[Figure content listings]
━━━━

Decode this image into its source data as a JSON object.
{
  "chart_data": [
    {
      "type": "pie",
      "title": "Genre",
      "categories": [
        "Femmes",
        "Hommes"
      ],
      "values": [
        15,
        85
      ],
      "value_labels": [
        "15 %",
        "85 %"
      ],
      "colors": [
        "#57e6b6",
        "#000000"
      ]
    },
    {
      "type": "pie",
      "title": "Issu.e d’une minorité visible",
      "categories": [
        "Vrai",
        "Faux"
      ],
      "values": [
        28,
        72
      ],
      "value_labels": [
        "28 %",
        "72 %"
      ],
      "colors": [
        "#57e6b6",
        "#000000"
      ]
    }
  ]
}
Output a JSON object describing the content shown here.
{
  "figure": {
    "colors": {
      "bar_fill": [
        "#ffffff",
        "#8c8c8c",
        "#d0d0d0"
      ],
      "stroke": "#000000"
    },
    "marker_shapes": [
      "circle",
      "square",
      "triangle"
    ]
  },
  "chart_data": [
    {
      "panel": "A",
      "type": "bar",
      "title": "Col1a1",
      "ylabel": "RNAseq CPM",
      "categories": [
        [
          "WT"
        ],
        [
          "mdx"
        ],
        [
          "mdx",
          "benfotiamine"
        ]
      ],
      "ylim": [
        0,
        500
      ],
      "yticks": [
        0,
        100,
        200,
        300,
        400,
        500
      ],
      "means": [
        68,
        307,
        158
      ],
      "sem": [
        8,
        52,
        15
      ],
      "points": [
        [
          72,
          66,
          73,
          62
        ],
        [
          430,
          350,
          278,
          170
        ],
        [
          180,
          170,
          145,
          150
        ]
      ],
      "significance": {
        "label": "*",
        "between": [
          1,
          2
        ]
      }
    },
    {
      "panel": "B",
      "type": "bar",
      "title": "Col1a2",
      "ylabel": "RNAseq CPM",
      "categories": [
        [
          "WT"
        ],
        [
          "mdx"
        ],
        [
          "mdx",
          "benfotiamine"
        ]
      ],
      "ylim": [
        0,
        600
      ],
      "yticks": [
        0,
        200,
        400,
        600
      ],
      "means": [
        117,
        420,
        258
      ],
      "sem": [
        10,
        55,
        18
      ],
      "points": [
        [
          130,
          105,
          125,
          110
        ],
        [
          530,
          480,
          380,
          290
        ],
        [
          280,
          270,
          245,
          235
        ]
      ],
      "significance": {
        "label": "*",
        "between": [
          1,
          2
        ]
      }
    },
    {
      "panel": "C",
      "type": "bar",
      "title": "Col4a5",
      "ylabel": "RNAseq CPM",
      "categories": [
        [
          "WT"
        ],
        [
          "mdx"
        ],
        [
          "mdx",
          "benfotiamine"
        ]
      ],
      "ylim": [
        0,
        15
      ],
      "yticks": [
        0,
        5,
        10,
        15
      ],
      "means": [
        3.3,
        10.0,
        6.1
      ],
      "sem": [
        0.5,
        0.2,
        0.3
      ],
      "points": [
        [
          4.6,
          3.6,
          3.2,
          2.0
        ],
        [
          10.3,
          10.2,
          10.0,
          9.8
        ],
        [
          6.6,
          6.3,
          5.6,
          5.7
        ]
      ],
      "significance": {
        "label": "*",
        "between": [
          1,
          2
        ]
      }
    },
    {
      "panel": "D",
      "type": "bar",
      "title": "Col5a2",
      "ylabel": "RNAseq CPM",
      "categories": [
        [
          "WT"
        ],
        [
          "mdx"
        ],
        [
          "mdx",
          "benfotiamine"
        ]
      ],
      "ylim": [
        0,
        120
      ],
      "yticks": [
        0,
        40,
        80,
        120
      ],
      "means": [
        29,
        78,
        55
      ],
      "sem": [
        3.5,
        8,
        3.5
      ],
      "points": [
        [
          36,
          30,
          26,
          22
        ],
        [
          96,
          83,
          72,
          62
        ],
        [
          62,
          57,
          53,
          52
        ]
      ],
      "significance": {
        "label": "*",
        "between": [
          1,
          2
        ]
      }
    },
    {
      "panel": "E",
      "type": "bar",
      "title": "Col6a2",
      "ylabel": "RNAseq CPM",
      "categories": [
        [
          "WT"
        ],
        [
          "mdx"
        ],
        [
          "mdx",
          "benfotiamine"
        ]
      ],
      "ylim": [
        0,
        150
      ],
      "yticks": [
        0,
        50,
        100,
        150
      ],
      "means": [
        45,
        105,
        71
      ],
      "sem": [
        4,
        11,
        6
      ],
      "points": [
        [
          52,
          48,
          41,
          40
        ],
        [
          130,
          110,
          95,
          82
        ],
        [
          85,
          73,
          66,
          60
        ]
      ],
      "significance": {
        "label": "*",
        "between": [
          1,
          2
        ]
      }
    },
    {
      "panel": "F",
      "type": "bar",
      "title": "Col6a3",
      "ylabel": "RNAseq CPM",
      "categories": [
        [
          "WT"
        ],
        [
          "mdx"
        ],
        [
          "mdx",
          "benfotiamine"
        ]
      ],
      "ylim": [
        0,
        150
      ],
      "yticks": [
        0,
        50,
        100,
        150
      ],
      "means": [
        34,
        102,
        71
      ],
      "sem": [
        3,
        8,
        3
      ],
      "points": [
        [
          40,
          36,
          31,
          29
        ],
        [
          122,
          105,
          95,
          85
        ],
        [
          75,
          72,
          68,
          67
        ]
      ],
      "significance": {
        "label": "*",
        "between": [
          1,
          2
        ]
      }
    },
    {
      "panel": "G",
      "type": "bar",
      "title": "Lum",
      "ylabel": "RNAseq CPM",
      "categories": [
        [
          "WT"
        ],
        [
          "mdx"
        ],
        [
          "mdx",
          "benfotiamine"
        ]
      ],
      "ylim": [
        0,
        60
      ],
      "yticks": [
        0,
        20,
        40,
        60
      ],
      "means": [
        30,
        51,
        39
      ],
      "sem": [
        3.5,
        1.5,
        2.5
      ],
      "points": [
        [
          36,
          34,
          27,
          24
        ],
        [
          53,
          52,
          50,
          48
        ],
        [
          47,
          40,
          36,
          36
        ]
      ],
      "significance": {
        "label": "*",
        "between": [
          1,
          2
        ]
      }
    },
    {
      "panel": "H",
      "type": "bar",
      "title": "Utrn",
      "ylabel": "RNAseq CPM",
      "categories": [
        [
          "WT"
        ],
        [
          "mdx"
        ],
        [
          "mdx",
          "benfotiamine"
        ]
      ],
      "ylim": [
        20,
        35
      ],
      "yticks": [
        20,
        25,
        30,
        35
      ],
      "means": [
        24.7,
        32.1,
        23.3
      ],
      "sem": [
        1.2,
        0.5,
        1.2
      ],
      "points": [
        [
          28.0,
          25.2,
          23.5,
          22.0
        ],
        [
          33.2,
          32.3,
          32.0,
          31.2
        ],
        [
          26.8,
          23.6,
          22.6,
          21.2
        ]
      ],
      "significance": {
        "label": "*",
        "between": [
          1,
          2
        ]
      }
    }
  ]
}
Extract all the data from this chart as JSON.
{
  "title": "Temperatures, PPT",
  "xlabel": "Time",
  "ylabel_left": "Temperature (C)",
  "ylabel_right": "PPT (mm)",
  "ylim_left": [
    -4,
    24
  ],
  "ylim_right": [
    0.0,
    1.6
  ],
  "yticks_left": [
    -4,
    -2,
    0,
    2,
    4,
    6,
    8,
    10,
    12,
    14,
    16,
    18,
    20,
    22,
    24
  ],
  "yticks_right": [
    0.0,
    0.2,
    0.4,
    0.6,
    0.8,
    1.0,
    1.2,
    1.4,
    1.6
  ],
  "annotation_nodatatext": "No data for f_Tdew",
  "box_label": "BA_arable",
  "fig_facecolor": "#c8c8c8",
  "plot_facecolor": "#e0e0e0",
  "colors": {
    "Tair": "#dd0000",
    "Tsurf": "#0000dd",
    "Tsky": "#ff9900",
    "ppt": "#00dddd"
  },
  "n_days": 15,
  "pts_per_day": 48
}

━━━━

▶ **REQUIREMENT**
Give an exact copy of all the data shown above.

▶ **IN RESPONSE**
Decode this image into its source data as a JSON object.
{
  "chart_data": [
    {
      "type": "pie",
      "title": "Genre",
      "categories": [
        "Femmes",
        "Hommes"
      ],
      "values": [
        15,
        85
      ],
      "value_labels": [
        "15 %",
        "85 %"
      ],
      "colors": [
        "#57e6b6",
        "#000000"
      ]
    },
    {
      "type": "pie",
      "title": "Issu.e d’une minorité visible",
      "categories": [
        "Vrai",
        "Faux"
      ],
      "values": [
        28,
        72
      ],
      "value_labels": [
        "28 %",
        "72 %"
      ],
      "colors": [
        "#57e6b6",
        "#000000"
      ]
    }
  ]
}
Output a JSON object describing the content shown here.
{
  "figure": {
    "colors": {
      "bar_fill": [
        "#ffffff",
        "#8c8c8c",
        "#d0d0d0"
      ],
      "stroke": "#000000"
    },
    "marker_shapes": [
      "circle",
      "square",
      "triangle"
    ]
  },
  "chart_data": [
    {
      "panel": "A",
      "type": "bar",
      "title": "Col1a1",
      "ylabel": "RNAseq CPM",
      "categories": [
        [
          "WT"
        ],
        [
          "mdx"
        ],
        [
          "mdx",
          "benfotiamine"
        ]
      ],
      "ylim": [
        0,
        500
      ],
      "yticks": [
        0,
        100,
        200,
        300,
        400,
        500
      ],
      "means": [
        68,
        307,
        158
      ],
      "sem": [
        8,
        52,
        15
      ],
      "points": [
        [
          72,
          66,
          73,
          62
        ],
        [
          430,
          350,
          278,
          170
        ],
        [
          180,
          170,
          145,
          150
        ]
      ],
      "significance": {
        "label": "*",
        "between": [
          1,
          2
        ]
      }
    },
    {
      "panel": "B",
      "type": "bar",
      "title": "Col1a2",
      "ylabel": "RNAseq CPM",
      "categories": [
        [
          "WT"
        ],
        [
          "mdx"
        ],
        [
          "mdx",
          "benfotiamine"
        ]
      ],
      "ylim": [
        0,
        600
      ],
      "yticks": [
        0,
        200,
        400,
        600
      ],
      "means": [
        117,
        420,
        258
      ],
      "sem": [
        10,
        55,
        18
      ],
      "points": [
        [
          130,
          105,
          125,
          110
        ],
        [
          530,
          480,
          380,
          290
        ],
        [
          280,
          270,
          245,
          235
        ]
      ],
      "significance": {
        "label": "*",
        "between": [
          1,
          2
        ]
      }
    },
    {
      "panel": "C",
      "type": "bar",
      "title": "Col4a5",
      "ylabel": "RNAseq CPM",
      "categories": [
        [
          "WT"
        ],
        [
          "mdx"
        ],
        [
          "mdx",
          "benfotiamine"
        ]
      ],
      "ylim": [
        0,
        15
      ],
      "yticks": [
        0,
        5,
        10,
        15
      ],
      "means": [
        3.3,
        10.0,
        6.1
      ],
      "sem": [
        0.5,
        0.2,
        0.3
      ],
      "points": [
        [
          4.6,
          3.6,
          3.2,
          2.0
        ],
        [
          10.3,
          10.2,
          10.0,
          9.8
        ],
        [
          6.6,
          6.3,
          5.6,
          5.7
        ]
      ],
      "significance": {
        "label": "*",
        "between": [
          1,
          2
        ]
      }
    },
    {
      "panel": "D",
      "type": "bar",
      "title": "Col5a2",
      "ylabel": "RNAseq CPM",
      "categories": [
        [
          "WT"
        ],
        [
          "mdx"
        ],
        [
          "mdx",
          "benfotiamine"
        ]
      ],
      "ylim": [
        0,
        120
      ],
      "yticks": [
        0,
        40,
        80,
        120
      ],
      "means": [
        29,
        78,
        55
      ],
      "sem": [
        3.5,
        8,
        3.5
      ],
      "points": [
        [
          36,
          30,
          26,
          22
        ],
        [
          96,
          83,
          72,
          62
        ],
        [
          62,
          57,
          53,
          52
        ]
      ],
      "significance": {
        "label": "*",
        "between": [
          1,
          2
        ]
      }
    },
    {
      "panel": "E",
      "type": "bar",
      "title": "Col6a2",
      "ylabel": "RNAseq CPM",
      "categories": [
        [
          "WT"
        ],
        [
          "mdx"
        ],
        [
          "mdx",
          "benfotiamine"
        ]
      ],
      "ylim": [
        0,
        150
      ],
      "yticks": [
        0,
        50,
        100,
        150
      ],
      "means": [
        45,
        105,
        71
      ],
      "sem": [
        4,
        11,
        6
      ],
      "points": [
        [
          52,
          48,
          41,
          40
        ],
        [
          130,
          110,
          95,
          82
        ],
        [
          85,
          73,
          66,
          60
        ]
      ],
      "significance": {
        "label": "*",
        "between": [
          1,
          2
        ]
      }
    },
    {
      "panel": "F",
      "type": "bar",
      "title": "Col6a3",
      "ylabel": "RNAseq CPM",
      "categories": [
        [
          "WT"
        ],
        [
          "mdx"
        ],
        [
          "mdx",
          "benfotiamine"
        ]
      ],
      "ylim": [
        0,
        150
      ],
      "yticks": [
        0,
        50,
        100,
        150
      ],
      "means": [
        34,
        102,
        71
      ],
      "sem": [
        3,
        8,
        3
      ],
      "points": [
        [
          40,
          36,
          31,
          29
        ],
        [
          122,
          105,
          95,
          85
        ],
        [
          75,
          72,
          68,
          67
        ]
      ],
      "significance": {
        "label": "*",
        "between": [
          1,
          2
        ]
      }
    },
    {
      "panel": "G",
      "type": "bar",
      "title": "Lum",
      "ylabel": "RNAseq CPM",
      "categories": [
        [
          "WT"
        ],
        [
          "mdx"
        ],
        [
          "mdx",
          "benfotiamine"
        ]
      ],
      "ylim": [
        0,
        60
      ],
      "yticks": [
        0,
        20,
        40,
        60
      ],
      "means": [
        30,
        51,
        39
      ],
      "sem": [
        3.5,
        1.5,
        2.5
      ],
      "points": [
        [
          36,
          34,
          27,
          24
        ],
        [
          53,
          52,
          50,
          48
        ],
        [
          47,
          40,
          36,
          36
        ]
      ],
      "significance": {
        "label": "*",
        "between": [
          1,
          2
        ]
      }
    },
    {
      "panel": "H",
      "type": "bar",
      "title": "Utrn",
      "ylabel": "RNAseq CPM",
      "categories": [
        [
          "WT"
        ],
        [
          "mdx"
        ],
        [
          "mdx",
          "benfotiamine"
        ]
      ],
      "ylim": [
        20,
        35
      ],
      "yticks": [
        20,
        25,
        30,
        35
      ],
      "means": [
        24.7,
        32.1,
        23.3
      ],
      "sem": [
        1.2,
        0.5,
        1.2
      ],
      "points": [
        [
          28.0,
          25.2,
          23.5,
          22.0
        ],
        [
          33.2,
          32.3,
          32.0,
          31.2
        ],
        [
          26.8,
          23.6,
          22.6,
          21.2
        ]
      ],
      "significance": {
        "label": "*",
        "between": [
          1,
          2
        ]
      }
    }
  ]
}
Extract all the data from this chart as JSON.
{
  "title": "Temperatures, PPT",
  "xlabel": "Time",
  "ylabel_left": "Temperature (C)",
  "ylabel_right": "PPT (mm)",
  "ylim_left": [
    -4,
    24
  ],
  "ylim_right": [
    0.0,
    1.6
  ],
  "yticks_left": [
    -4,
    -2,
    0,
    2,
    4,
    6,
    8,
    10,
    12,
    14,
    16,
    18,
    20,
    22,
    24
  ],
  "yticks_right": [
    0.0,
    0.2,
    0.4,
    0.6,
    0.8,
    1.0,
    1.2,
    1.4,
    1.6
  ],
  "annotation_nodatatext": "No data for f_Tdew",
  "box_label": "BA_arable",
  "fig_facecolor": "#c8c8c8",
  "plot_facecolor": "#e0e0e0",
  "colors": {
    "Tair": "#dd0000",
    "Tsurf": "#0000dd",
    "Tsky": "#ff9900",
    "ppt": "#00dddd"
  },
  "n_days": 15,
  "pts_per_day": 48
}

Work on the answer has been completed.